■ Input records ■
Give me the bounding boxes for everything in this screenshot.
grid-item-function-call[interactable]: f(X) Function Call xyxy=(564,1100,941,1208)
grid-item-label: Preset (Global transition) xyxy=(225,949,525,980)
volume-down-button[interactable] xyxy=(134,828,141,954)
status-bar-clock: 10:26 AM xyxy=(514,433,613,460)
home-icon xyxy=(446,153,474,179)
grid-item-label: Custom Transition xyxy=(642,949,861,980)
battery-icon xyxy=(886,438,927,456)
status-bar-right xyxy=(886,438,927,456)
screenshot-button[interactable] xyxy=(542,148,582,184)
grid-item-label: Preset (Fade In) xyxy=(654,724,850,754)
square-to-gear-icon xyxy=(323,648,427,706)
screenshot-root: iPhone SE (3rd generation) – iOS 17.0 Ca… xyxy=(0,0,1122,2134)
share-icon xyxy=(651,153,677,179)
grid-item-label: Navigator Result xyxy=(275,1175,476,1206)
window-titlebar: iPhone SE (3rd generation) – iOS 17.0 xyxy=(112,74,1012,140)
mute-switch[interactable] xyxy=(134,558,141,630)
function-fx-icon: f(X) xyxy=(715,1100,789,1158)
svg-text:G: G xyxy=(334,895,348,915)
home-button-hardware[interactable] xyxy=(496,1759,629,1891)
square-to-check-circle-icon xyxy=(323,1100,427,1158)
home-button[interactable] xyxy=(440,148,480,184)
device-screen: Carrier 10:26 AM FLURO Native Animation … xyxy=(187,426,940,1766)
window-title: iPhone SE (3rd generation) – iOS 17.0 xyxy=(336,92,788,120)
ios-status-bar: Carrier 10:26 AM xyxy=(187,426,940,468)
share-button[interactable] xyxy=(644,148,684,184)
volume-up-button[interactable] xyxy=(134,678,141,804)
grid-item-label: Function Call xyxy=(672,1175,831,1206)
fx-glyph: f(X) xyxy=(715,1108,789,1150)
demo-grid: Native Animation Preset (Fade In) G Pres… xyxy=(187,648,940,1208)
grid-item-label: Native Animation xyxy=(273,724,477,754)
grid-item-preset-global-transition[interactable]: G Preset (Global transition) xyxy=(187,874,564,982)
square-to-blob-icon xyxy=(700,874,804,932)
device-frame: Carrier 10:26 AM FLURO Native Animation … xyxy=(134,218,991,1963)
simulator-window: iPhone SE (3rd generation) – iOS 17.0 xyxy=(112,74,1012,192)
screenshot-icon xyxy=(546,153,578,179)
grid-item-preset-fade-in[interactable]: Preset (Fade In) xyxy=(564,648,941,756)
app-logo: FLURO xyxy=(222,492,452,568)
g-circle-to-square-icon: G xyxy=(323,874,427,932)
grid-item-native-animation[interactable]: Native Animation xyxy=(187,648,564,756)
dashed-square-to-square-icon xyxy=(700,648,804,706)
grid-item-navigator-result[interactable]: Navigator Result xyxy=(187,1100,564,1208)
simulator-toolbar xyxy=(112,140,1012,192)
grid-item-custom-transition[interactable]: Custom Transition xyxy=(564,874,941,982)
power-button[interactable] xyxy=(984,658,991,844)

■ Required work ■
Rewrite every row above, putting "10:27 AM" wherever "10:26 AM" appears and leaving everything else unchanged.

■ Full solution ■
Give me the bounding boxes for everything in this screenshot.
grid-item-function-call[interactable]: f(X) Function Call xyxy=(564,1100,941,1208)
grid-item-label: Preset (Global transition) xyxy=(225,949,525,980)
volume-down-button[interactable] xyxy=(134,828,141,954)
status-bar-clock: 10:27 AM xyxy=(514,433,613,460)
home-icon xyxy=(446,153,474,179)
grid-item-label: Custom Transition xyxy=(642,949,861,980)
battery-icon xyxy=(886,438,927,456)
status-bar-right xyxy=(886,438,927,456)
screenshot-button[interactable] xyxy=(542,148,582,184)
grid-item-label: Preset (Fade In) xyxy=(654,724,850,754)
square-to-gear-icon xyxy=(323,648,427,706)
screenshot-root: iPhone SE (3rd generation) – iOS 17.0 Ca… xyxy=(0,0,1122,2134)
share-icon xyxy=(651,153,677,179)
grid-item-label: Navigator Result xyxy=(275,1175,476,1206)
window-titlebar: iPhone SE (3rd generation) – iOS 17.0 xyxy=(112,74,1012,140)
mute-switch[interactable] xyxy=(134,558,141,630)
function-fx-icon: f(X) xyxy=(715,1100,789,1158)
svg-text:G: G xyxy=(334,895,348,915)
home-button-hardware[interactable] xyxy=(496,1759,629,1891)
square-to-check-circle-icon xyxy=(323,1100,427,1158)
home-button[interactable] xyxy=(440,148,480,184)
device-screen: Carrier 10:27 AM FLURO Native Animation … xyxy=(187,426,940,1766)
window-title: iPhone SE (3rd generation) – iOS 17.0 xyxy=(336,92,788,120)
ios-status-bar: Carrier 10:27 AM xyxy=(187,426,940,468)
share-button[interactable] xyxy=(644,148,684,184)
volume-up-button[interactable] xyxy=(134,678,141,804)
grid-item-label: Function Call xyxy=(672,1175,831,1206)
fx-glyph: f(X) xyxy=(715,1108,789,1150)
demo-grid: Native Animation Preset (Fade In) G Pres… xyxy=(187,648,940,1208)
grid-item-label: Native Animation xyxy=(273,724,477,754)
grid-item-preset-global-transition[interactable]: G Preset (Global transition) xyxy=(187,874,564,982)
square-to-blob-icon xyxy=(700,874,804,932)
device-frame: Carrier 10:27 AM FLURO Native Animation … xyxy=(134,218,991,1963)
simulator-window: iPhone SE (3rd generation) – iOS 17.0 xyxy=(112,74,1012,192)
screenshot-icon xyxy=(546,153,578,179)
grid-item-preset-fade-in[interactable]: Preset (Fade In) xyxy=(564,648,941,756)
app-logo: FLURO xyxy=(222,492,452,568)
g-circle-to-square-icon: G xyxy=(323,874,427,932)
grid-item-native-animation[interactable]: Native Animation xyxy=(187,648,564,756)
dashed-square-to-square-icon xyxy=(700,648,804,706)
grid-item-navigator-result[interactable]: Navigator Result xyxy=(187,1100,564,1208)
simulator-toolbar xyxy=(112,140,1012,192)
grid-item-custom-transition[interactable]: Custom Transition xyxy=(564,874,941,982)
power-button[interactable] xyxy=(984,658,991,844)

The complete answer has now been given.